--- Task statement ---
From the entries below, gather each line containing the word "management".

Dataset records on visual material
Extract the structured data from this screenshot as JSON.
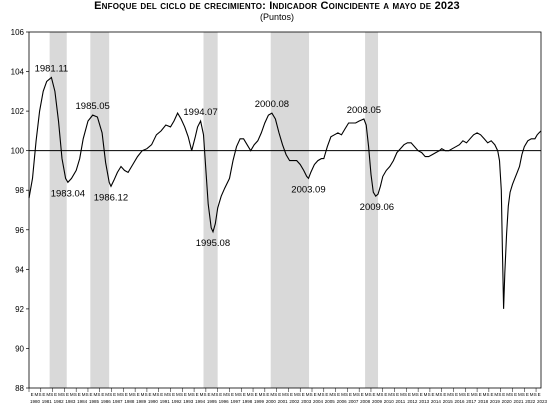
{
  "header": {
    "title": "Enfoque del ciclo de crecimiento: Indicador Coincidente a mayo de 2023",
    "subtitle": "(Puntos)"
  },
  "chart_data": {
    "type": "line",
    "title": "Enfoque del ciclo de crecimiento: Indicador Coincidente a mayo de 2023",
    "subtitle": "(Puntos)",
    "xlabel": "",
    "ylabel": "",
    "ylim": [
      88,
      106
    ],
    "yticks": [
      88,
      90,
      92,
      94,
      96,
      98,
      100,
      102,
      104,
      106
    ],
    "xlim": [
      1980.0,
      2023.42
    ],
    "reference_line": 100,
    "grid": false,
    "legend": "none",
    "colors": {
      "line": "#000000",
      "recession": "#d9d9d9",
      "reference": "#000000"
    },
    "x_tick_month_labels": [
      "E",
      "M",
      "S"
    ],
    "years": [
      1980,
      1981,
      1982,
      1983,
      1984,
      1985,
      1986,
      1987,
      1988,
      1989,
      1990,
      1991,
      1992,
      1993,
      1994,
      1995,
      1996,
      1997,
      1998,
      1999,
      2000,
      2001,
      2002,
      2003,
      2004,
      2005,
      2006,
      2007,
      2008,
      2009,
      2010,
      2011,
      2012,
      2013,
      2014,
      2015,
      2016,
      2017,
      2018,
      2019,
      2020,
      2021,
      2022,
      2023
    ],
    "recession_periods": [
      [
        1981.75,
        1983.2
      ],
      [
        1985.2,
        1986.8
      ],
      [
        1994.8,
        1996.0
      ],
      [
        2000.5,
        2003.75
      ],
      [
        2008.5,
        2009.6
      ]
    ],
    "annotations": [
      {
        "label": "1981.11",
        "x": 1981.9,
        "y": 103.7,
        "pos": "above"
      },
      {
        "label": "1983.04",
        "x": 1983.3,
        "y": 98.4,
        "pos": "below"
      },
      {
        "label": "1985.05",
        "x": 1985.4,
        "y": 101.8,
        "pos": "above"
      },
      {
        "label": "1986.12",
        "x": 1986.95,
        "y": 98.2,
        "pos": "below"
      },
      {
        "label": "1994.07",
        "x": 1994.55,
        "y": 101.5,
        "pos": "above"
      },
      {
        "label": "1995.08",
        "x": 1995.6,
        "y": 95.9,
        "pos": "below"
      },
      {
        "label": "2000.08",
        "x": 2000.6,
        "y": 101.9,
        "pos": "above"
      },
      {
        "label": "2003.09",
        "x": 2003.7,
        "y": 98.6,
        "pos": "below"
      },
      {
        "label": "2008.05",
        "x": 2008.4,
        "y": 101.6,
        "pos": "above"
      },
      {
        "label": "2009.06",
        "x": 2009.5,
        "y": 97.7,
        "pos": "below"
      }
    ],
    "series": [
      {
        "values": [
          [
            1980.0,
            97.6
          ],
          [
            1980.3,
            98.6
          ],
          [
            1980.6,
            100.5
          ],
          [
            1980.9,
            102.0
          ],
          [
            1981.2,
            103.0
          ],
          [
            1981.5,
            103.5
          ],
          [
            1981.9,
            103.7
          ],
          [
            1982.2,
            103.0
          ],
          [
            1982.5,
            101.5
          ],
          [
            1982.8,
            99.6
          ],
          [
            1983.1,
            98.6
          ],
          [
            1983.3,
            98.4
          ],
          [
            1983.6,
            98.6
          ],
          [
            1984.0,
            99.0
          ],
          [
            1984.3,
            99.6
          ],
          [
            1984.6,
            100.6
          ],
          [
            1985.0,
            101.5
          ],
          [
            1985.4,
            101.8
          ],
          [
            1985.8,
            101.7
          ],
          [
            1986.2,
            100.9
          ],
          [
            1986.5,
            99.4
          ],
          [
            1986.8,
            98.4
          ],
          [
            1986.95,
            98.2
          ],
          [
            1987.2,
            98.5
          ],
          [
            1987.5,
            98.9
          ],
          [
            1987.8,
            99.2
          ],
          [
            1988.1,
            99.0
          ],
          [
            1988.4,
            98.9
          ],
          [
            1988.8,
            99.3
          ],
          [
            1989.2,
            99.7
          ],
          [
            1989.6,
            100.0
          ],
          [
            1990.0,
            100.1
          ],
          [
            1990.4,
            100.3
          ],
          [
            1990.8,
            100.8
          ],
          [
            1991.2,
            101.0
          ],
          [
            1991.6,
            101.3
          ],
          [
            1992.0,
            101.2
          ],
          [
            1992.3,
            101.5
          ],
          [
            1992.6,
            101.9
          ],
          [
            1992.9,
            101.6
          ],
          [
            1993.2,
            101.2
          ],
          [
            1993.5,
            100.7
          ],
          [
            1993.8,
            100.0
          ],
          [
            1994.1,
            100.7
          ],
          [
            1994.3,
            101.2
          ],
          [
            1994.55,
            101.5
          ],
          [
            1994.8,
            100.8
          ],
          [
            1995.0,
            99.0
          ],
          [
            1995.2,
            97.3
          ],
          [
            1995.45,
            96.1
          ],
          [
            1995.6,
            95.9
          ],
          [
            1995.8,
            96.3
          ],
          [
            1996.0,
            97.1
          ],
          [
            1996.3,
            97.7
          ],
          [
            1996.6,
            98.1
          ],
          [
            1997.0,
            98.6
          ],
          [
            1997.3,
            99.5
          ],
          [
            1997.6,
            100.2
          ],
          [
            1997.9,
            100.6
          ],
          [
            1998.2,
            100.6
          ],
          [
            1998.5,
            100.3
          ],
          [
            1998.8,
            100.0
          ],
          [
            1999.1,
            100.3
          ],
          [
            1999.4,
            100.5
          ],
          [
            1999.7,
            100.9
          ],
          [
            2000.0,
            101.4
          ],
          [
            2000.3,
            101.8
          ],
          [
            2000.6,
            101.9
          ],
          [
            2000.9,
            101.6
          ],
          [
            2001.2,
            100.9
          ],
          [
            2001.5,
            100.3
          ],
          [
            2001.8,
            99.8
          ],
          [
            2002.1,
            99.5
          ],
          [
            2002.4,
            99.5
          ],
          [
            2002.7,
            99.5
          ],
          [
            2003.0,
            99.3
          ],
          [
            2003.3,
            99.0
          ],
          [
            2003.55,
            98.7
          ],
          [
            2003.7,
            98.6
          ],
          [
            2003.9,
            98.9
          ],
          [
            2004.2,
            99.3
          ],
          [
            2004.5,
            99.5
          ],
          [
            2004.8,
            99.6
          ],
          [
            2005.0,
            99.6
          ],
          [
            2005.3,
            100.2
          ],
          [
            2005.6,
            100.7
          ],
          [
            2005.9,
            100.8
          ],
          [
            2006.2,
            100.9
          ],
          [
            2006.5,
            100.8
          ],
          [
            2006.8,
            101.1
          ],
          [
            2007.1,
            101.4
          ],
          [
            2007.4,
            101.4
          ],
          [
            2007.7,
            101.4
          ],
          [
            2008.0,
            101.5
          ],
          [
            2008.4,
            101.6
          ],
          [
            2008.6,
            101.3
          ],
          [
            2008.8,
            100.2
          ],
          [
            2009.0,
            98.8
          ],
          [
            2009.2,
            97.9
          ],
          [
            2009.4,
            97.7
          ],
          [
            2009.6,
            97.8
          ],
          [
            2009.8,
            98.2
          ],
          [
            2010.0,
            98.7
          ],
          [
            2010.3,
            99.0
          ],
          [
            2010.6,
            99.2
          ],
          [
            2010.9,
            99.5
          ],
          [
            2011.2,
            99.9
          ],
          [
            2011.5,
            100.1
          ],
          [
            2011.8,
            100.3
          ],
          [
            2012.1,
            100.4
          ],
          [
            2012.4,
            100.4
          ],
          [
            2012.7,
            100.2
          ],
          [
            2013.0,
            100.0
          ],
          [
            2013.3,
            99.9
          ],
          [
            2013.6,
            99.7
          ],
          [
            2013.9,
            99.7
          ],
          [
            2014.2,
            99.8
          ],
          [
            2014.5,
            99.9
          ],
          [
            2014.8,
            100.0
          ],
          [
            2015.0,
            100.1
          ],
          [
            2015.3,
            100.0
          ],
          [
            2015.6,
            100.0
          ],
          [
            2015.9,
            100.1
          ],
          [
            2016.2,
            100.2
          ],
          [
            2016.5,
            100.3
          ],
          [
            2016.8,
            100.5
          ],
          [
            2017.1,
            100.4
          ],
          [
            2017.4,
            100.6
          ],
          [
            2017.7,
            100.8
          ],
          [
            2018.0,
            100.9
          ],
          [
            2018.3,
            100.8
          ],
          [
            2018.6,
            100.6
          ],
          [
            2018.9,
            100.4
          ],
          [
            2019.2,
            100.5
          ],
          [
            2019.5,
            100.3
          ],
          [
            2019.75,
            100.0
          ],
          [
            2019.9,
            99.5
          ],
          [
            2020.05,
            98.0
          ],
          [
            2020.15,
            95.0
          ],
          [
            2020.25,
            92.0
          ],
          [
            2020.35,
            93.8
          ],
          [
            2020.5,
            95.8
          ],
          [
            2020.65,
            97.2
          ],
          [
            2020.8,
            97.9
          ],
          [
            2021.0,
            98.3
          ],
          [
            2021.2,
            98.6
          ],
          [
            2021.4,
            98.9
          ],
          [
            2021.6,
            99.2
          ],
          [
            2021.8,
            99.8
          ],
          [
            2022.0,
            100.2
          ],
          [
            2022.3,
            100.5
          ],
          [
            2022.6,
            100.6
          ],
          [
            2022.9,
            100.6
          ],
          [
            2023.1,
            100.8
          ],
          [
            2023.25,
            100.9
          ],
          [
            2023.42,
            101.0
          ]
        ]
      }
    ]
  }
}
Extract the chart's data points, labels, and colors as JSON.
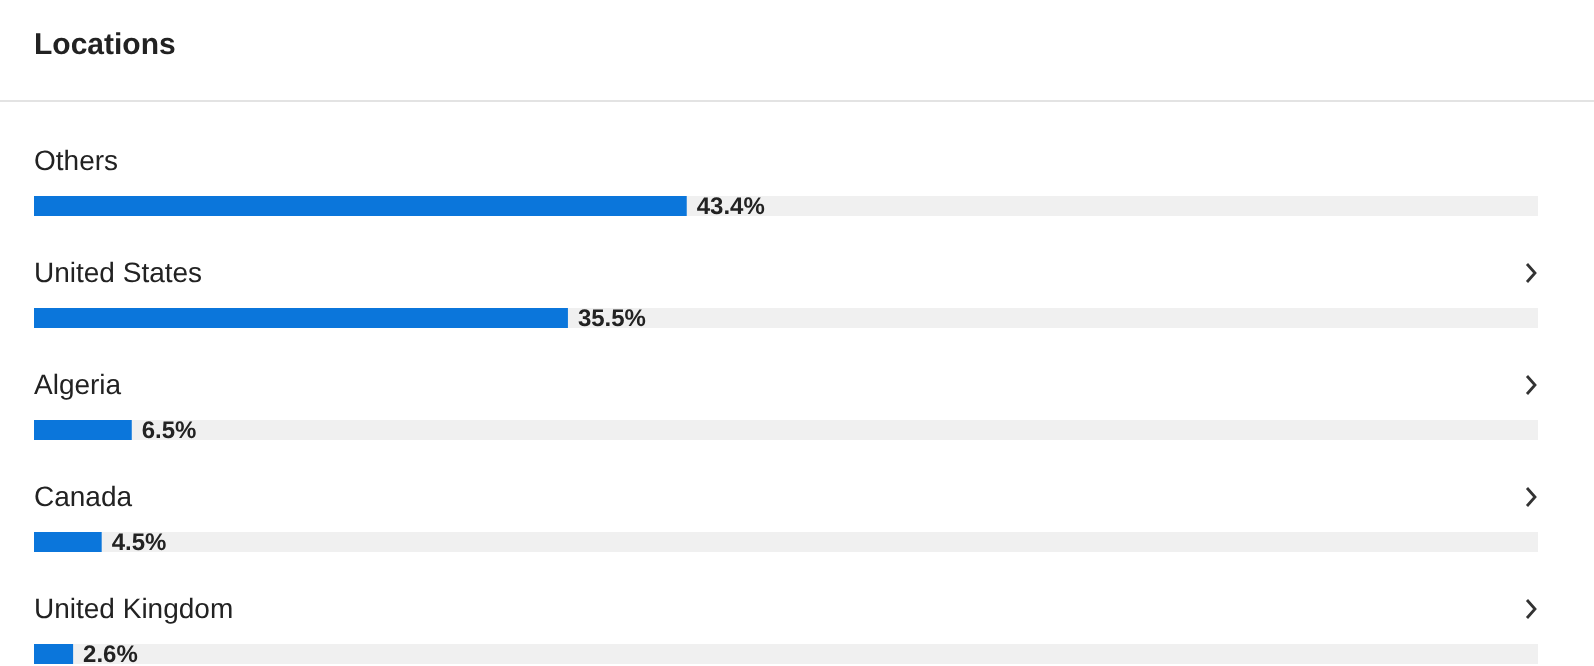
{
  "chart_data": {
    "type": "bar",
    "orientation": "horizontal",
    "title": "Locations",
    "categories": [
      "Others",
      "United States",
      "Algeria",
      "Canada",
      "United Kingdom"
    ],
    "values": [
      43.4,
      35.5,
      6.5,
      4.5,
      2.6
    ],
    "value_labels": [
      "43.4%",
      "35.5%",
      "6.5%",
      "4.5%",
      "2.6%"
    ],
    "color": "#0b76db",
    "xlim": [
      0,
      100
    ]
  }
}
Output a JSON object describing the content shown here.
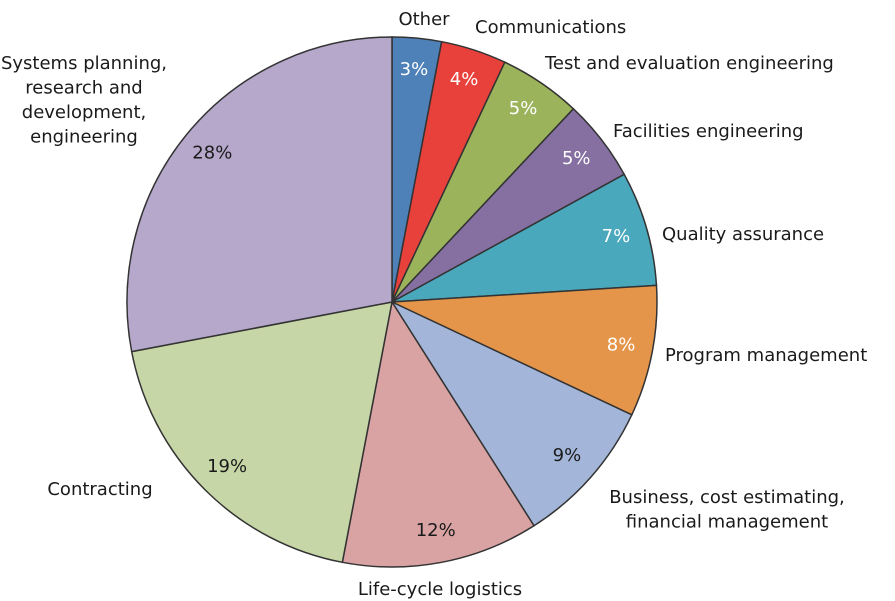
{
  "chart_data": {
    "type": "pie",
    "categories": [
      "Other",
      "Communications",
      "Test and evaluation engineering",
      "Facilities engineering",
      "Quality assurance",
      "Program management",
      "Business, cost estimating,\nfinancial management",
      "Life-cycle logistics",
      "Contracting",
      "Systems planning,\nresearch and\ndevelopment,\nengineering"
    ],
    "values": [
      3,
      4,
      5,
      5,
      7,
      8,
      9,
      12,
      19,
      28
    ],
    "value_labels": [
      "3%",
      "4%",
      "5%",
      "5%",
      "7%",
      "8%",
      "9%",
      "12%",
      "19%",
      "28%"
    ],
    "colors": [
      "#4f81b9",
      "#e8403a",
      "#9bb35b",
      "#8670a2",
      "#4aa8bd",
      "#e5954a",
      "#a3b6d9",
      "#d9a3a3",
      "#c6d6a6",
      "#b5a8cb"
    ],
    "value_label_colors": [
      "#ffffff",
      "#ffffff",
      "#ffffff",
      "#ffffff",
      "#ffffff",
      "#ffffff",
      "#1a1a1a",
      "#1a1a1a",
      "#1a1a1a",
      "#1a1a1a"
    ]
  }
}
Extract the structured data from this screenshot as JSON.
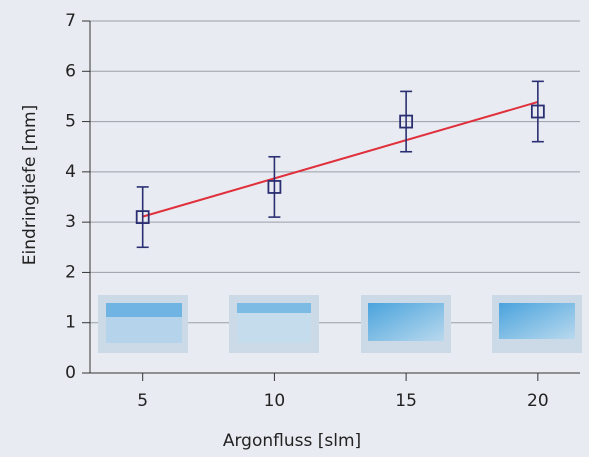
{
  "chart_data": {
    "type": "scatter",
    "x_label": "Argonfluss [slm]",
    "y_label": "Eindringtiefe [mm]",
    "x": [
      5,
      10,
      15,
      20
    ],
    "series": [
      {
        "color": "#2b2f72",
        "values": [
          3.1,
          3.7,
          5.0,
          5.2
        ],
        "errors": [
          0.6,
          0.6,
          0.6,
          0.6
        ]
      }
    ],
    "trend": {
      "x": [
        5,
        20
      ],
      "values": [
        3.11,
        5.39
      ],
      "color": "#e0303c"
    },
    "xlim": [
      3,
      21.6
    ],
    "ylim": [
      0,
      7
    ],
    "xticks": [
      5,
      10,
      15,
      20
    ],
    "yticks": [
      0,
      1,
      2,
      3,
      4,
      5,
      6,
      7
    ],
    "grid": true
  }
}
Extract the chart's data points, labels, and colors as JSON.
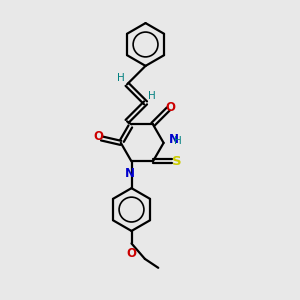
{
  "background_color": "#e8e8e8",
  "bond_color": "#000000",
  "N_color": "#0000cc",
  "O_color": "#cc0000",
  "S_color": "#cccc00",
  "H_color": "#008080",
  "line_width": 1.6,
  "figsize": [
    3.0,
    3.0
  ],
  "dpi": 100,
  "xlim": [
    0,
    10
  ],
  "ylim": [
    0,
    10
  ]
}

--- Answer to this exercise ---
      "Program management",
      "Business, cost estimating,\nfinancial management",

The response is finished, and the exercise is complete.